-------- RAW RECORDS --------

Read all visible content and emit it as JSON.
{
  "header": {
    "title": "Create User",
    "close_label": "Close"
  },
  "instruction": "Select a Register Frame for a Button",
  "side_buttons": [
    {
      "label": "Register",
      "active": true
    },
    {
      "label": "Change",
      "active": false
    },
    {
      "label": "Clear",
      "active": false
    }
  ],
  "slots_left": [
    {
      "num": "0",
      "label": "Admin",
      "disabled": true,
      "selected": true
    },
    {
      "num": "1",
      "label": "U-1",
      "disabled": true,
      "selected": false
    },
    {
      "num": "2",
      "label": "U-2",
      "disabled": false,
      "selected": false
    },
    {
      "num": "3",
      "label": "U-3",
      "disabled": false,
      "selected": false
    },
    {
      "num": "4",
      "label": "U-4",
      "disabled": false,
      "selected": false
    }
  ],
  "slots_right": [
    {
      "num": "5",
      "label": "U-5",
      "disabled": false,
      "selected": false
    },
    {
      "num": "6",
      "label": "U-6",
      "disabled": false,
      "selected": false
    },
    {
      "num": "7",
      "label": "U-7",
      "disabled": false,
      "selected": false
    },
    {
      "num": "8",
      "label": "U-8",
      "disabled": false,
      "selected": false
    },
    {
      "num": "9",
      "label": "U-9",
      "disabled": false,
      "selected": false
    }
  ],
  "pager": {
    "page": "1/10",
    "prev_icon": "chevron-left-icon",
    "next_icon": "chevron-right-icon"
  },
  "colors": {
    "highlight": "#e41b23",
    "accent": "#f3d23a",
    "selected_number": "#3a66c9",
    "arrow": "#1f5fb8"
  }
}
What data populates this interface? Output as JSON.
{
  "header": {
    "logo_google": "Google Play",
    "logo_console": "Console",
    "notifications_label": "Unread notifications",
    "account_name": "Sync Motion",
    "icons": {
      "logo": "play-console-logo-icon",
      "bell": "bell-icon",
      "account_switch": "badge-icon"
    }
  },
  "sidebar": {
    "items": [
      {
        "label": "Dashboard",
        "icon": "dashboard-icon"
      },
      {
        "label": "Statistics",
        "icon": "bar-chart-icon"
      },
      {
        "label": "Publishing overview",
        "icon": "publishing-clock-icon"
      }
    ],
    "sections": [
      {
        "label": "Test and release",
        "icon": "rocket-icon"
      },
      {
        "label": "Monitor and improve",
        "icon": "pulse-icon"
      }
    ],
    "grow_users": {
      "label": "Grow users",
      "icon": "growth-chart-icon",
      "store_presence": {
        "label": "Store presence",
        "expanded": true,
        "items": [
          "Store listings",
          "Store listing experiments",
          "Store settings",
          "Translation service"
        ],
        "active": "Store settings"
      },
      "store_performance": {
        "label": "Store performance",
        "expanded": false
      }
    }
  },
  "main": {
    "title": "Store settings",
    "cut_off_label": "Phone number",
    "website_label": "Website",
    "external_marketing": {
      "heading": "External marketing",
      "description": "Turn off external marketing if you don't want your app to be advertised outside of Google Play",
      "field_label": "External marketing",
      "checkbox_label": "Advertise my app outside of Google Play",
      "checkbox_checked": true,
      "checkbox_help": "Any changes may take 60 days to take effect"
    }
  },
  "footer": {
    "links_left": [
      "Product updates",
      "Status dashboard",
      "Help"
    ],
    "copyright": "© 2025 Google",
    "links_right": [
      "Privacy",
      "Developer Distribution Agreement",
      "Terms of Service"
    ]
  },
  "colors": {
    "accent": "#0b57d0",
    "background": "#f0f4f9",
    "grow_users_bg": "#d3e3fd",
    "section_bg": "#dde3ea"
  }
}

--------

Write out the full set of records exactly as given.

Read all visible content and emit it as JSON.
{
  "header": {
    "title": "Create User",
    "close_label": "Close"
  },
  "instruction": "Select a Register Frame for a Button",
  "side_buttons": [
    {
      "label": "Register",
      "active": true
    },
    {
      "label": "Change",
      "active": false
    },
    {
      "label": "Clear",
      "active": false
    }
  ],
  "slots_left": [
    {
      "num": "0",
      "label": "Admin",
      "disabled": true,
      "selected": true
    },
    {
      "num": "1",
      "label": "U-1",
      "disabled": true,
      "selected": false
    },
    {
      "num": "2",
      "label": "U-2",
      "disabled": false,
      "selected": false
    },
    {
      "num": "3",
      "label": "U-3",
      "disabled": false,
      "selected": false
    },
    {
      "num": "4",
      "label": "U-4",
      "disabled": false,
      "selected": false
    }
  ],
  "slots_right": [
    {
      "num": "5",
      "label": "U-5",
      "disabled": false,
      "selected": false
    },
    {
      "num": "6",
      "label": "U-6",
      "disabled": false,
      "selected": false
    },
    {
      "num": "7",
      "label": "U-7",
      "disabled": false,
      "selected": false
    },
    {
      "num": "8",
      "label": "U-8",
      "disabled": false,
      "selected": false
    },
    {
      "num": "9",
      "label": "U-9",
      "disabled": false,
      "selected": false
    }
  ],
  "pager": {
    "page": "1/10",
    "prev_icon": "chevron-left-icon",
    "next_icon": "chevron-right-icon"
  },
  "colors": {
    "highlight": "#e41b23",
    "accent": "#f3d23a",
    "selected_number": "#3a66c9",
    "arrow": "#1f5fb8"
  }
}
What data populates this interface? Output as JSON.
{
  "header": {
    "logo_google": "Google Play",
    "logo_console": "Console",
    "notifications_label": "Unread notifications",
    "account_name": "Sync Motion",
    "icons": {
      "logo": "play-console-logo-icon",
      "bell": "bell-icon",
      "account_switch": "badge-icon"
    }
  },
  "sidebar": {
    "items": [
      {
        "label": "Dashboard",
        "icon": "dashboard-icon"
      },
      {
        "label": "Statistics",
        "icon": "bar-chart-icon"
      },
      {
        "label": "Publishing overview",
        "icon": "publishing-clock-icon"
      }
    ],
    "sections": [
      {
        "label": "Test and release",
        "icon": "rocket-icon"
      },
      {
        "label": "Monitor and improve",
        "icon": "pulse-icon"
      }
    ],
    "grow_users": {
      "label": "Grow users",
      "icon": "growth-chart-icon",
      "store_presence": {
        "label": "Store presence",
        "expanded": true,
        "items": [
          "Store listings",
          "Store listing experiments",
          "Store settings",
          "Translation service"
        ],
        "active": "Store settings"
      },
      "store_performance": {
        "label": "Store performance",
        "expanded": false
      }
    }
  },
  "main": {
    "title": "Store settings",
    "cut_off_label": "Phone number",
    "website_label": "Website",
    "external_marketing": {
      "heading": "External marketing",
      "description": "Turn off external marketing if you don't want your app to be advertised outside of Google Play",
      "field_label": "External marketing",
      "checkbox_label": "Advertise my app outside of Google Play",
      "checkbox_checked": true,
      "checkbox_help": "Any changes may take 60 days to take effect"
    }
  },
  "footer": {
    "links_left": [
      "Product updates",
      "Status dashboard",
      "Help"
    ],
    "copyright": "© 2025 Google",
    "links_right": [
      "Privacy",
      "Developer Distribution Agreement",
      "Terms of Service"
    ]
  },
  "colors": {
    "accent": "#0b57d0",
    "background": "#f0f4f9",
    "grow_users_bg": "#d3e3fd",
    "section_bg": "#dde3ea"
  }
}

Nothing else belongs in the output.